> _TASK_
Collect from the data below each line with "human".

> _STORED DATA_
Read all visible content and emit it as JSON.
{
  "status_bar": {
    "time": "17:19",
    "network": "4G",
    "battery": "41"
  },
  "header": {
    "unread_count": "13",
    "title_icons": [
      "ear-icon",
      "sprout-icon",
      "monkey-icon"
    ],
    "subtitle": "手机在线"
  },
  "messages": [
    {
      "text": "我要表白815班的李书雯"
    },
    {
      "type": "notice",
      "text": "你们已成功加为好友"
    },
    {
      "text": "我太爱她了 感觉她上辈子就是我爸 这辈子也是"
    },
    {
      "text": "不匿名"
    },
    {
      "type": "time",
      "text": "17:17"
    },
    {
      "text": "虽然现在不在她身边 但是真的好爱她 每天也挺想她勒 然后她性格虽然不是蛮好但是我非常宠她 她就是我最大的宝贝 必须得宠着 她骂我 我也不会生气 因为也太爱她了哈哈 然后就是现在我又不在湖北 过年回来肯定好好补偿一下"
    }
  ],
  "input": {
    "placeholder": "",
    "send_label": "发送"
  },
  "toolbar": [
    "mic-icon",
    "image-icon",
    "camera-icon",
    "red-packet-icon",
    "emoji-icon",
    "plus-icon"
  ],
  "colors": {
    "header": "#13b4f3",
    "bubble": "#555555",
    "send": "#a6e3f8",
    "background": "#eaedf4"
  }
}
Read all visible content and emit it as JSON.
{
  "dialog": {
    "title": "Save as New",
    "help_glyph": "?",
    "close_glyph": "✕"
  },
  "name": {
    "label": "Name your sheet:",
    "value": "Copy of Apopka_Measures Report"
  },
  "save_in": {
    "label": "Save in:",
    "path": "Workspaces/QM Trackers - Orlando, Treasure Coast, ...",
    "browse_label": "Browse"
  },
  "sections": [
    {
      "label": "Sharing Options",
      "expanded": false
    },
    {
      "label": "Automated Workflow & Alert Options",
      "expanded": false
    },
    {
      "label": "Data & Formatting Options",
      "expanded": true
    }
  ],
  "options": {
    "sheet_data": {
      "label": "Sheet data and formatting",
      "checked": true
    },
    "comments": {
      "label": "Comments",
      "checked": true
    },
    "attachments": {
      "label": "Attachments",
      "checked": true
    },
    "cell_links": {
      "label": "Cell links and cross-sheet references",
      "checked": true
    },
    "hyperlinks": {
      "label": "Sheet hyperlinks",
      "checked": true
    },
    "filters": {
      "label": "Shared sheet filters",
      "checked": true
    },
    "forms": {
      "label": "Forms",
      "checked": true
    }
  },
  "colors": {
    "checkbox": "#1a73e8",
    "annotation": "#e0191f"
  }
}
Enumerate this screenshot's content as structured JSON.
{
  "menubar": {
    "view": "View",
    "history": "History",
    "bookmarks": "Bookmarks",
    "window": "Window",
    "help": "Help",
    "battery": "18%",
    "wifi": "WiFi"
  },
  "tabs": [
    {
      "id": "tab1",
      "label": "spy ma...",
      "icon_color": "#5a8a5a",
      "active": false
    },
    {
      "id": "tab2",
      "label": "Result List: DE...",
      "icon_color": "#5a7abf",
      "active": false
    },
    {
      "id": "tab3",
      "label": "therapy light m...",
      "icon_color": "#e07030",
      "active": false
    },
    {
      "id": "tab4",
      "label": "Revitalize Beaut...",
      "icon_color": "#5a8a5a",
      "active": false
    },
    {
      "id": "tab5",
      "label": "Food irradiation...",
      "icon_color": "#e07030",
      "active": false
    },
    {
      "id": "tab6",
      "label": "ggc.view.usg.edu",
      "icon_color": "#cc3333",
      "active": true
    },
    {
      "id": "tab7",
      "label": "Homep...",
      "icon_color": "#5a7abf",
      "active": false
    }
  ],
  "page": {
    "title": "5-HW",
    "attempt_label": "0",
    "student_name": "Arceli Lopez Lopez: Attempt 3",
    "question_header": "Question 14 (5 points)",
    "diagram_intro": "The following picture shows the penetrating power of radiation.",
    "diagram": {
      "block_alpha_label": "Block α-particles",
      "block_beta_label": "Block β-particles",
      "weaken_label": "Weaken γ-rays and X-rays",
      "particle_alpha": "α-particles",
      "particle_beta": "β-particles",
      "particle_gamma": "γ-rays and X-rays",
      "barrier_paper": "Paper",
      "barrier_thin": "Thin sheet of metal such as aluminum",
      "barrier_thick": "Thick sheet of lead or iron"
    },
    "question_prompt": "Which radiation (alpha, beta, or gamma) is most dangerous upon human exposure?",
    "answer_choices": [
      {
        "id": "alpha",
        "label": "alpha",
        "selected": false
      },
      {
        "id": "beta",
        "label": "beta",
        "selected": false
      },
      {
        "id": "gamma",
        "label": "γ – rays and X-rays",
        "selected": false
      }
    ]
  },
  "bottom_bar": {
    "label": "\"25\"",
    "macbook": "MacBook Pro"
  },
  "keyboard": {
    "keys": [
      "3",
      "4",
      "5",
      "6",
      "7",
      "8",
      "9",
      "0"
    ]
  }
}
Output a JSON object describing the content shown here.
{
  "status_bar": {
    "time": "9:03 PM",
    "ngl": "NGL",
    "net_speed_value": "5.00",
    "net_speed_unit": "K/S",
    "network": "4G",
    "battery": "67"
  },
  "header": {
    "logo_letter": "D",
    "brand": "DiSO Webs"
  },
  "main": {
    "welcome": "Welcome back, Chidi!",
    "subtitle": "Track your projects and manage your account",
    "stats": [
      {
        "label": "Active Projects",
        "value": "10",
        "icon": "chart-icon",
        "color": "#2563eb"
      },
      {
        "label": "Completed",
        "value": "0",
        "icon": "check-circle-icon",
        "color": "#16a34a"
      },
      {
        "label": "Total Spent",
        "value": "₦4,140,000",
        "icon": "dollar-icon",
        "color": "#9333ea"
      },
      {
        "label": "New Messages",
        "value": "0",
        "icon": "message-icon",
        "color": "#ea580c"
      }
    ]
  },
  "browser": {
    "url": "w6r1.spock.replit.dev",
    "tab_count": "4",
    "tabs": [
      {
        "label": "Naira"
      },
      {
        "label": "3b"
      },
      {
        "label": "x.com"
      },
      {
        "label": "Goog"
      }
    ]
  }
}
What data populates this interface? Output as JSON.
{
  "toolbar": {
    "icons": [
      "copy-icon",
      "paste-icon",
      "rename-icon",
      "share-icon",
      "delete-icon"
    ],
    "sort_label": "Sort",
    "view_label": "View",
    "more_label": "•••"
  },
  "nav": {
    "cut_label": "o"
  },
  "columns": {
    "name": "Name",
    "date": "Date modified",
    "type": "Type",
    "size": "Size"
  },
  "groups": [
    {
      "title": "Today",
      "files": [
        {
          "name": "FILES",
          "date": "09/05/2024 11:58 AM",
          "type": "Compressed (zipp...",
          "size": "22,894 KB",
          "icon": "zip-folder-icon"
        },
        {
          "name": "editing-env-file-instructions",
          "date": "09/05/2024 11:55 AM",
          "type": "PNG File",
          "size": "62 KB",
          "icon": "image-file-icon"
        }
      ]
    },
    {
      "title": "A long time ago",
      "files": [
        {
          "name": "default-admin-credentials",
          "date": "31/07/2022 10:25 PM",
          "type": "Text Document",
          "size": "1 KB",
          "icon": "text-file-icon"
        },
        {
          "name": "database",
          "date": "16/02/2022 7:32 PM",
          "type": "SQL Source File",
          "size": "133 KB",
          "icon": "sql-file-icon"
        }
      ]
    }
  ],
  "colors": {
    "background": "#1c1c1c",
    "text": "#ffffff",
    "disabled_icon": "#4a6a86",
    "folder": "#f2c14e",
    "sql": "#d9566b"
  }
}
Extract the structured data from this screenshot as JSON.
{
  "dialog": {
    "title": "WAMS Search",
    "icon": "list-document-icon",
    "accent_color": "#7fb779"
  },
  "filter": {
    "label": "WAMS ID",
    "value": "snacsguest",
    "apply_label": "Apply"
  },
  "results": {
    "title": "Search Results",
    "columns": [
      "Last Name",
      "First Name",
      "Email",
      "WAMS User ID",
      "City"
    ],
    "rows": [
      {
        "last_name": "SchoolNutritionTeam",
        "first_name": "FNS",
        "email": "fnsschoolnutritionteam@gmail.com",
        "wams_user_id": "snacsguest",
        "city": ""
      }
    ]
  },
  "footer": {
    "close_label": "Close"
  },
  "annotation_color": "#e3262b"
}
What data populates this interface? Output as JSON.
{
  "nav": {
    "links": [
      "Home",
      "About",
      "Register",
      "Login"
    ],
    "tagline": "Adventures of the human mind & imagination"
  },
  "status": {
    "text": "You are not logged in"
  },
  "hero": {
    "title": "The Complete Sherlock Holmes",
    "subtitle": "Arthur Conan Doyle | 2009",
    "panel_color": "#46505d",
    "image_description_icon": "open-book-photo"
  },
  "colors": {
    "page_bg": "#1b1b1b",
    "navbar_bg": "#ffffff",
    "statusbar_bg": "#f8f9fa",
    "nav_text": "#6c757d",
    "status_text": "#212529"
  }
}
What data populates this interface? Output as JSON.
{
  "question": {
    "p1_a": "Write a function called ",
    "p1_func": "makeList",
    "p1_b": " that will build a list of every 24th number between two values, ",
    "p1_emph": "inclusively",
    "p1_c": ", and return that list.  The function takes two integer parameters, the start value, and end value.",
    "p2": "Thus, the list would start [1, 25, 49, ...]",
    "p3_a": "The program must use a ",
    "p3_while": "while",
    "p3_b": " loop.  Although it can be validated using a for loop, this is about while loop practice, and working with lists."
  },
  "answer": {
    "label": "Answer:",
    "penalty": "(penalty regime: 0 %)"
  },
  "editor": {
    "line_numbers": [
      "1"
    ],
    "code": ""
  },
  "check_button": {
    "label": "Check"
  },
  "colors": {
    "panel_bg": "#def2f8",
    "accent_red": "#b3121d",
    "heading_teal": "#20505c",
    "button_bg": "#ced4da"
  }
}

> _SOLUTION TO THE PROBLEM_
    "question_prompt": "Which radiation (alpha, beta, or gamma) is most dangerous upon human exposure?",
    "tagline": "Adventures of the human mind & imagination"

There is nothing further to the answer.